O PROBLEMA DE QUEM DECIDE: UMA MÁXIMA DIAGNÓSTICA SOBRE A RESOLUBILIDADE DOS PROBLEMAS ÉTICOS


Sinopse


Por que uma pandemia foi enfrentada em semanas e a fome persiste há séculos, apesar de ambas serem reconhecidas, condenadas e moralmente inegociáveis?

Este artigo recusa as respostas fáceis, falta de recursos, falta de consciência, falta de vontade, e propõe um critério diagnóstico até então ausente da tradição filosófica: um problema ético só é enfrentado sistematicamente quando sua persistência passa a custar mais a quem decide do que sua resolução.

## INSTRUÇÃO DE TRABALHO 1
Reproduza o trecho sobre os problemas éticos entre "O PROBLEMA DE" e "e moralmente inegociáveis?", inclusive, trocando "pandemia" por "epidemia".
## INSTRUÇÃO DE TRABALHO 2
Dê continuidade ao artigo sobre a resolubilidade dos problemas éticos a partir do ponto em que ele termina.
O material a seguir não tem relação com o trecho sobre os problemas éticos.

## DADOS PARA ANÁLISE

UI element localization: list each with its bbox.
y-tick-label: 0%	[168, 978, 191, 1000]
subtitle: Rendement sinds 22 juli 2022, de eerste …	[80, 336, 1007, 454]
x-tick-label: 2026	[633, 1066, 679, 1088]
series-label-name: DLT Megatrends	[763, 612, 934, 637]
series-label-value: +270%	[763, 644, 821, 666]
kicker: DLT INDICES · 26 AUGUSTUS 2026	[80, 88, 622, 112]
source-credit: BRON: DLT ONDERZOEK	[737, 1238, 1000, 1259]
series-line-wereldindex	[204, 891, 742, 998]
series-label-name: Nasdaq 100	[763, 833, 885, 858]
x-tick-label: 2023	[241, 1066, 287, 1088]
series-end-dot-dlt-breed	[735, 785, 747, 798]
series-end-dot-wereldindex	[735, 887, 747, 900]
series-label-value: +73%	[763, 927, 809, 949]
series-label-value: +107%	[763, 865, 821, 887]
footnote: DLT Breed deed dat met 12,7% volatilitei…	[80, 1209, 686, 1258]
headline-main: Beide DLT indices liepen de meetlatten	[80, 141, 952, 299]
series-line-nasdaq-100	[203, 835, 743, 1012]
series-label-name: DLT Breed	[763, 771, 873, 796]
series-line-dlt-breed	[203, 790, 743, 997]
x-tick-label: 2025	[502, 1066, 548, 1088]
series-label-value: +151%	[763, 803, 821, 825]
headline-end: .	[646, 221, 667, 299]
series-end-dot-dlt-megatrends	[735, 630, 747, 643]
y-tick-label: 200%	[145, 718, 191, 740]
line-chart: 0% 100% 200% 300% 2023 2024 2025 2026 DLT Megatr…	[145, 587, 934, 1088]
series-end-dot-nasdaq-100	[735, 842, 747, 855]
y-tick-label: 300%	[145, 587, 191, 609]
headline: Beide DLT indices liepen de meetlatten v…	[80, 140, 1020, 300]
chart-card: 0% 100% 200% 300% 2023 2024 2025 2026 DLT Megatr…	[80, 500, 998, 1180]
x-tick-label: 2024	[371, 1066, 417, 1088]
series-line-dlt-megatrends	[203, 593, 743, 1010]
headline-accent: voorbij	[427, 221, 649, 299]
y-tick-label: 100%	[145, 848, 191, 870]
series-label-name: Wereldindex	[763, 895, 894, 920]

## RESPOSTA ESCRITA 1
O PROBLEMA DE QUEM DECIDE: UMA MÁXIMA DIAGNÓSTICA SOBRE A RESOLUBILIDADE DOS PROBLEMAS ÉTICOS


Sinopse


Por que uma epidemia foi enfrentada em semanas e a fome persiste há séculos, apesar de ambas serem reconhecidas, condenadas e moralmente inegociáveis?

## RESPOSTA ESCRITA 2
A partir dessa máxima, dialogando com Weber, Marx, Foucault e Arendt, o texto classifica os problemas éticos em três níveis de resolubilidade e revela uma das suas conclusões mais desconfortáveis: o arrependimento, tão valorizado pela tradição moral, funciona estruturalmente como privatização do custo ético, uma válvula que alivia a consciência individual sem jamais tocar a estrutura que produz o problema.

Um convite a abandonar o consolo da indignação e enfrentar a pergunta mais incômoda de todas: quem, exatamente, precisaria pagar o preço para que isso mudasse?